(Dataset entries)
▼

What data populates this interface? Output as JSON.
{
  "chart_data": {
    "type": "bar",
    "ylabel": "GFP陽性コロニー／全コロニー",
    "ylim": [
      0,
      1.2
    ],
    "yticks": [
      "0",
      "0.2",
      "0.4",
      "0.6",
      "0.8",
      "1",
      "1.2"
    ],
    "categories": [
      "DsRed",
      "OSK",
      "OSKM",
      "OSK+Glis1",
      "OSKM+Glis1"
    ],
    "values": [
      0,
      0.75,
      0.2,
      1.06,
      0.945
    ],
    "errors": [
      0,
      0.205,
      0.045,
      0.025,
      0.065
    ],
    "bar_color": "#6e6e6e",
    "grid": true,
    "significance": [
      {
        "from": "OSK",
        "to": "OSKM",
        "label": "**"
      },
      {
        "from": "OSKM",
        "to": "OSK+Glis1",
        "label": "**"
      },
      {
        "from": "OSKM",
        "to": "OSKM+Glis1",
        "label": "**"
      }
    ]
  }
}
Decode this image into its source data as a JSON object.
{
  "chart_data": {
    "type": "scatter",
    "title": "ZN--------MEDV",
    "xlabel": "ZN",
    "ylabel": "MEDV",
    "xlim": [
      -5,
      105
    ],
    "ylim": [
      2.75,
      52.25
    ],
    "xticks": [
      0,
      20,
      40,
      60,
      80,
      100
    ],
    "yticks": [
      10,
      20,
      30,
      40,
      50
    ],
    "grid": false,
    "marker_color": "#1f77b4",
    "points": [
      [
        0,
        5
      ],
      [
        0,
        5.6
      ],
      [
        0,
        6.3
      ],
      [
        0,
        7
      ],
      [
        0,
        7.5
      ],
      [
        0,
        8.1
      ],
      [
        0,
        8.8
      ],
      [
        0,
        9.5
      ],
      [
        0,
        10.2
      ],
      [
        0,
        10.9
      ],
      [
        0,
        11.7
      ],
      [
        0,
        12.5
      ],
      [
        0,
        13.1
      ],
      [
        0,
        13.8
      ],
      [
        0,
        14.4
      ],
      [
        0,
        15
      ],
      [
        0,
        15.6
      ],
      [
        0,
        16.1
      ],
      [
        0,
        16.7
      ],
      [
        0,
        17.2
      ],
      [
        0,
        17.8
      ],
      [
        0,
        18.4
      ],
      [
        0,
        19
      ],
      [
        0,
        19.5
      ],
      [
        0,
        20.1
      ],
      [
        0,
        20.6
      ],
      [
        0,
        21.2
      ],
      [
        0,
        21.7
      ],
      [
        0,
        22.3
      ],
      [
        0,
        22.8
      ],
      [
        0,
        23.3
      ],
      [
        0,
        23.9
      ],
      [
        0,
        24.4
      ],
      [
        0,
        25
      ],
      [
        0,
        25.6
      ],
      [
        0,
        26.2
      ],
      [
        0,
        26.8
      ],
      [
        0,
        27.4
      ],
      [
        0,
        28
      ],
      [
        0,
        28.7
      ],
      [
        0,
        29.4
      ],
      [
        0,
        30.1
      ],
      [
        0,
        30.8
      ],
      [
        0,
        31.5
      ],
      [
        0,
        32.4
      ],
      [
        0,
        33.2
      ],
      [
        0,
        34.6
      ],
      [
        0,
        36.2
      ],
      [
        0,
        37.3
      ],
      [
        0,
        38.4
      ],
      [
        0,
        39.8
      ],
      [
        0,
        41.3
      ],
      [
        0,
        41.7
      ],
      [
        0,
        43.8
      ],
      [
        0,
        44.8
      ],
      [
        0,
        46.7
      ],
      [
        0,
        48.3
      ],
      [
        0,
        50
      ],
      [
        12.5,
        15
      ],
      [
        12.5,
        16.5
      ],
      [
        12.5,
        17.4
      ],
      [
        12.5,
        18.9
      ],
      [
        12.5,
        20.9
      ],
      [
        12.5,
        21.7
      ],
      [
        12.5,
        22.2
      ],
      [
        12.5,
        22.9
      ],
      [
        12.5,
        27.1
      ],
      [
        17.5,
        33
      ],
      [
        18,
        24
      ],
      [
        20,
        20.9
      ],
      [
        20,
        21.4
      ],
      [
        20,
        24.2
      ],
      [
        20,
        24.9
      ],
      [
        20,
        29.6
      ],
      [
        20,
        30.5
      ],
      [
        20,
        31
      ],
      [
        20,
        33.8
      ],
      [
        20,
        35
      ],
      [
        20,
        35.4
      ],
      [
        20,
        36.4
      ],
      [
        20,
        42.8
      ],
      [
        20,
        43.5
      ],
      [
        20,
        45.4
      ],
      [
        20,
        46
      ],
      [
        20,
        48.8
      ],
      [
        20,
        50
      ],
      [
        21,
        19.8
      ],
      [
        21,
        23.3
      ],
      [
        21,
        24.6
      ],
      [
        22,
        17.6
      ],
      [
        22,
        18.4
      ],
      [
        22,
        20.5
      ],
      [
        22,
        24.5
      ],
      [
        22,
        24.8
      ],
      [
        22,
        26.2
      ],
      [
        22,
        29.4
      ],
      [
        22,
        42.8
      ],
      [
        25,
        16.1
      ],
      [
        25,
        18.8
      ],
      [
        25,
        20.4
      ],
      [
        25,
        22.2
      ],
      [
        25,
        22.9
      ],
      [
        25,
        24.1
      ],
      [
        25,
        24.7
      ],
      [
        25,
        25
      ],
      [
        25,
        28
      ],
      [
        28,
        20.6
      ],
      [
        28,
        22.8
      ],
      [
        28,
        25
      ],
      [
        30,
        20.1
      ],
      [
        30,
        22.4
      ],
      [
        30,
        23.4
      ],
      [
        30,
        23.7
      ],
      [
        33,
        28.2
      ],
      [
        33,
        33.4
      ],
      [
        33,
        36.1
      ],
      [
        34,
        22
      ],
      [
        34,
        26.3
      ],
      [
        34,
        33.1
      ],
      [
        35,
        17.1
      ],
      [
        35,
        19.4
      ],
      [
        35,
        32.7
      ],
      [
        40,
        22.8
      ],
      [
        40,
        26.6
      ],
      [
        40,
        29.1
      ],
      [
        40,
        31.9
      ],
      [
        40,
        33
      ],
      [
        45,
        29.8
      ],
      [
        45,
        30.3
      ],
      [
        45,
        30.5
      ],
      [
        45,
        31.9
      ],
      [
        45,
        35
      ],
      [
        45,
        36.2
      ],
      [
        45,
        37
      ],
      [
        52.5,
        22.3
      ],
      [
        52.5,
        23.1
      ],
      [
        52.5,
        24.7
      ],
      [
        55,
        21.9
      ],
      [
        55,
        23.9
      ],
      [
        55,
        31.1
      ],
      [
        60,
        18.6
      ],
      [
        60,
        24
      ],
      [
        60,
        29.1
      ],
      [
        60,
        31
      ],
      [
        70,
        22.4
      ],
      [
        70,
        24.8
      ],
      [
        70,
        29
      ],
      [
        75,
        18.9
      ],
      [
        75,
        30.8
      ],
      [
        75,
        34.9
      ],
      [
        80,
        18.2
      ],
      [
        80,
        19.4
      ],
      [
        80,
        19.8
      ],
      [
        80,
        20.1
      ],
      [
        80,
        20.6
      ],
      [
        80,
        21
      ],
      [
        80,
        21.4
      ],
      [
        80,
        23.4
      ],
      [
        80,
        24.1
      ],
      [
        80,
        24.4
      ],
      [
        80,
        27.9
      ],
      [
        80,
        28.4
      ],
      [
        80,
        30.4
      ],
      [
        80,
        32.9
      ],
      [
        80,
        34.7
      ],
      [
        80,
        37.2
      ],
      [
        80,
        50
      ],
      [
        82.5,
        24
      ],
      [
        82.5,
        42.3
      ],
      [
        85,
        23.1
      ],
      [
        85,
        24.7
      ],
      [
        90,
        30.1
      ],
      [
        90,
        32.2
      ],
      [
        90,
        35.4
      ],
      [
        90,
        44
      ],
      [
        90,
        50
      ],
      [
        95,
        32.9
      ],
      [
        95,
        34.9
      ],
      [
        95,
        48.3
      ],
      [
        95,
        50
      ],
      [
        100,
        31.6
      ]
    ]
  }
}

▲

# Your task
Look through the data and gather every line with the string "ylabel" in it.

# Answer to the task
    "ylabel": "GFP陽性コロニー／全コロニー",
    "ylabel": "MEDV",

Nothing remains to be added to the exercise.